§ **Written request**: Copy out lines with the word "Question" from the material that follows.

§ **Supplied records**:
>>>

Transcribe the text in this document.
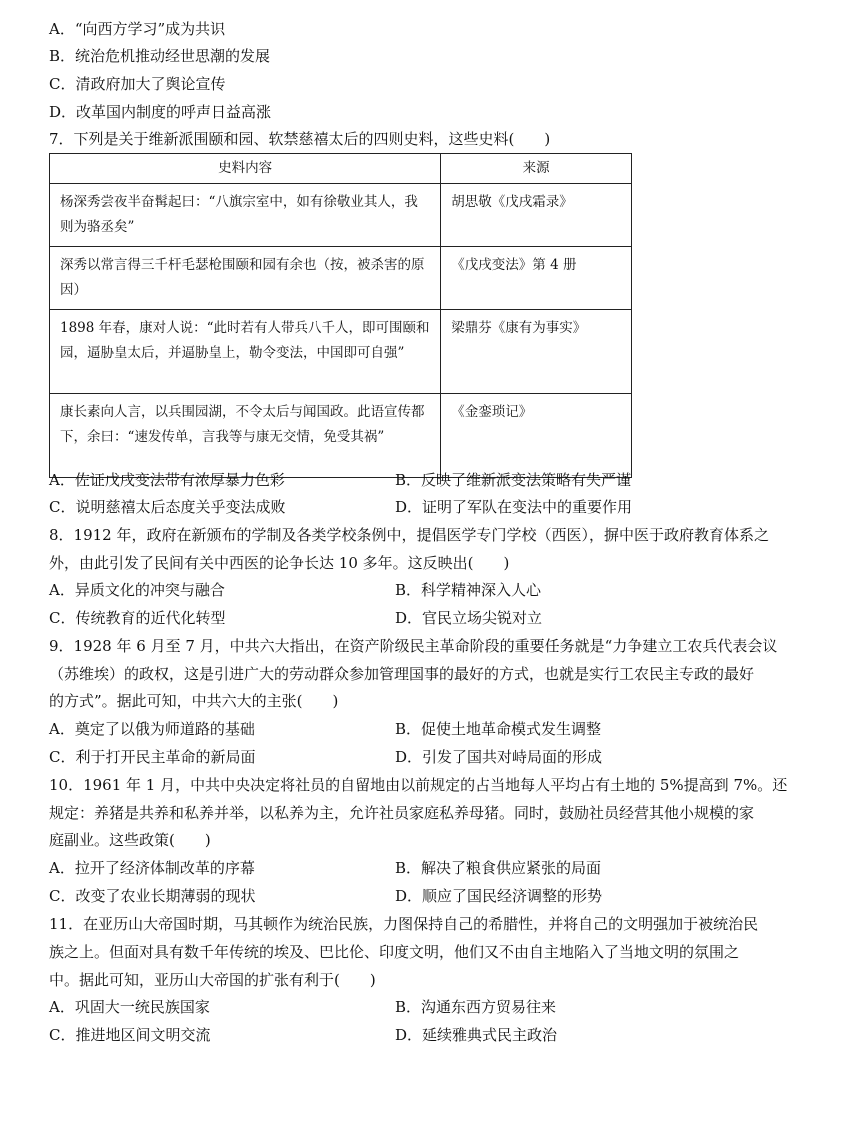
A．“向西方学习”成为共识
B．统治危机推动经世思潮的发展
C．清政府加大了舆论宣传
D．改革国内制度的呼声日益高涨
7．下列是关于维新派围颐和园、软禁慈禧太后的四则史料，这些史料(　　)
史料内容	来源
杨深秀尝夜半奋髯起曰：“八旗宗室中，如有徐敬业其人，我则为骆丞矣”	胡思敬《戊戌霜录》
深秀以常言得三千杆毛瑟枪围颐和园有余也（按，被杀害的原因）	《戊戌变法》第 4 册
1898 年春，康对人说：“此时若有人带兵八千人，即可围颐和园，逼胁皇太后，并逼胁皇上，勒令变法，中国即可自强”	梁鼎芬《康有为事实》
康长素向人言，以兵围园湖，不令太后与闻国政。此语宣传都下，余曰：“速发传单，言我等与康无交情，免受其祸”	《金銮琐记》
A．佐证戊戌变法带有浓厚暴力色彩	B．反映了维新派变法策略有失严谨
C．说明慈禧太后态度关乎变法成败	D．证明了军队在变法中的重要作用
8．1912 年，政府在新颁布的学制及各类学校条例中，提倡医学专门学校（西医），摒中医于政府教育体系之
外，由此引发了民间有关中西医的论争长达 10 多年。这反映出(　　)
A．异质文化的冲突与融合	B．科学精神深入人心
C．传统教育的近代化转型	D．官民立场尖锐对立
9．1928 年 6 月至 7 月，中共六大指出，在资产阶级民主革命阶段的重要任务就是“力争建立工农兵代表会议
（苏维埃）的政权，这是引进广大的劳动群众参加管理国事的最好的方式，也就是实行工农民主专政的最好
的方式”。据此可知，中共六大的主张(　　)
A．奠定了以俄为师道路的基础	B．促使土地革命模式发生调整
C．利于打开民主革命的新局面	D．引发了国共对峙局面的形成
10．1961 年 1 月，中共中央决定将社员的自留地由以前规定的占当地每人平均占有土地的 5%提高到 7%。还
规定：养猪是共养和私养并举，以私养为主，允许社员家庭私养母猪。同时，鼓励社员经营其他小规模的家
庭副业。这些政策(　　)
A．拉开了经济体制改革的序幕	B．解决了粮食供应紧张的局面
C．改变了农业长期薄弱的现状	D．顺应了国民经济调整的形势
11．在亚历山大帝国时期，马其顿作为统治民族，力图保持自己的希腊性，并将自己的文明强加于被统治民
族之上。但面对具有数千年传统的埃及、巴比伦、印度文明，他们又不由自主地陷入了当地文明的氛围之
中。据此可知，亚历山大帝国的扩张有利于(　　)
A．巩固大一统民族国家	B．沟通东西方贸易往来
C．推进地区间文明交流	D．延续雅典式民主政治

<<<
>>>

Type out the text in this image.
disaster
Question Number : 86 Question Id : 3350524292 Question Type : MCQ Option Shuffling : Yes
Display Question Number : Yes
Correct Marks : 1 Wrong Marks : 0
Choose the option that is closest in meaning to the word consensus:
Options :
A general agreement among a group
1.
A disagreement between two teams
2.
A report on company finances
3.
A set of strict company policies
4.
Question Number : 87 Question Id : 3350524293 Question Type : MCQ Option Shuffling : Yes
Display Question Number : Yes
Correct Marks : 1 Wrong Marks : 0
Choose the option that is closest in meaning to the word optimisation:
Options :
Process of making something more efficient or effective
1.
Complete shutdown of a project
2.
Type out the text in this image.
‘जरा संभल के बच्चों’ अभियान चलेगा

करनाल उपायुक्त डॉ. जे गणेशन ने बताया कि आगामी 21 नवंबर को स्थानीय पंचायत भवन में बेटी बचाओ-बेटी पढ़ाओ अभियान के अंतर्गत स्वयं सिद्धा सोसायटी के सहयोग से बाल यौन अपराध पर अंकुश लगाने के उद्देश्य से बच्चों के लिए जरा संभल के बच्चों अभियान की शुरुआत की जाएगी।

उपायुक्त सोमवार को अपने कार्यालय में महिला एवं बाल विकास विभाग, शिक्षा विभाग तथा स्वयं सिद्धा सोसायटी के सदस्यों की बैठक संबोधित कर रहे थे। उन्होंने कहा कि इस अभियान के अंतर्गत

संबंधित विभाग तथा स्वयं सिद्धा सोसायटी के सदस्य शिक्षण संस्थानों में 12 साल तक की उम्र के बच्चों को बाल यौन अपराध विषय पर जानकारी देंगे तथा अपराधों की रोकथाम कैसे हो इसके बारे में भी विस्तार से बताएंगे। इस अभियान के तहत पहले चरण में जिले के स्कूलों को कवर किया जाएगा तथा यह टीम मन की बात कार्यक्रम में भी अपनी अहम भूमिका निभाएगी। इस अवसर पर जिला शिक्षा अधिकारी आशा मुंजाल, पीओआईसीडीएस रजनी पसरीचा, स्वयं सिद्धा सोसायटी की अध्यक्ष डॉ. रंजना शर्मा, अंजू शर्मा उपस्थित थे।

<<<
>>>

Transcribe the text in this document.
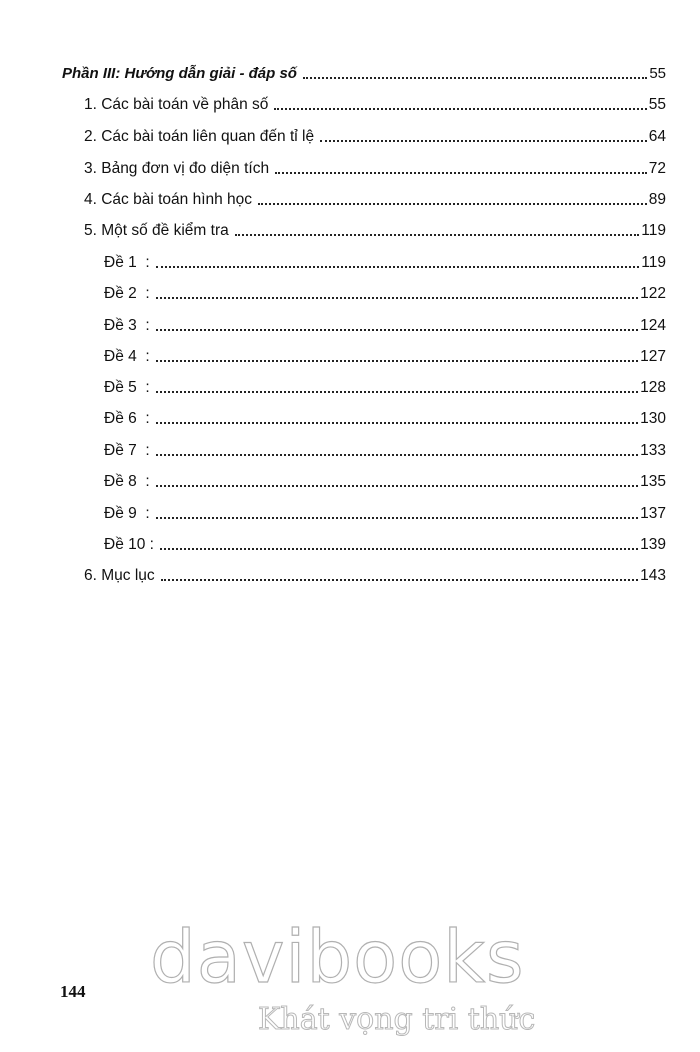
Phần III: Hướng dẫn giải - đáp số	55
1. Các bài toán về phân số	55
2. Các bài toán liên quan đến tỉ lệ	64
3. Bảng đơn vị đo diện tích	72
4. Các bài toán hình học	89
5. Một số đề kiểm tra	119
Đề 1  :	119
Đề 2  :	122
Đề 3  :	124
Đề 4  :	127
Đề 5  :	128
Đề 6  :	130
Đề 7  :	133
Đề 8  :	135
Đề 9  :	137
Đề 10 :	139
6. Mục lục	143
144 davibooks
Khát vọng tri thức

<<<

§ **The output**:
Question Number : 86 Question Id : 3350524292 Question Type : MCQ Option Shuffling : Yes
Display Question Number : Yes
Question Number : 87 Question Id : 3350524293 Question Type : MCQ Option Shuffling : Yes
Display Question Number : Yes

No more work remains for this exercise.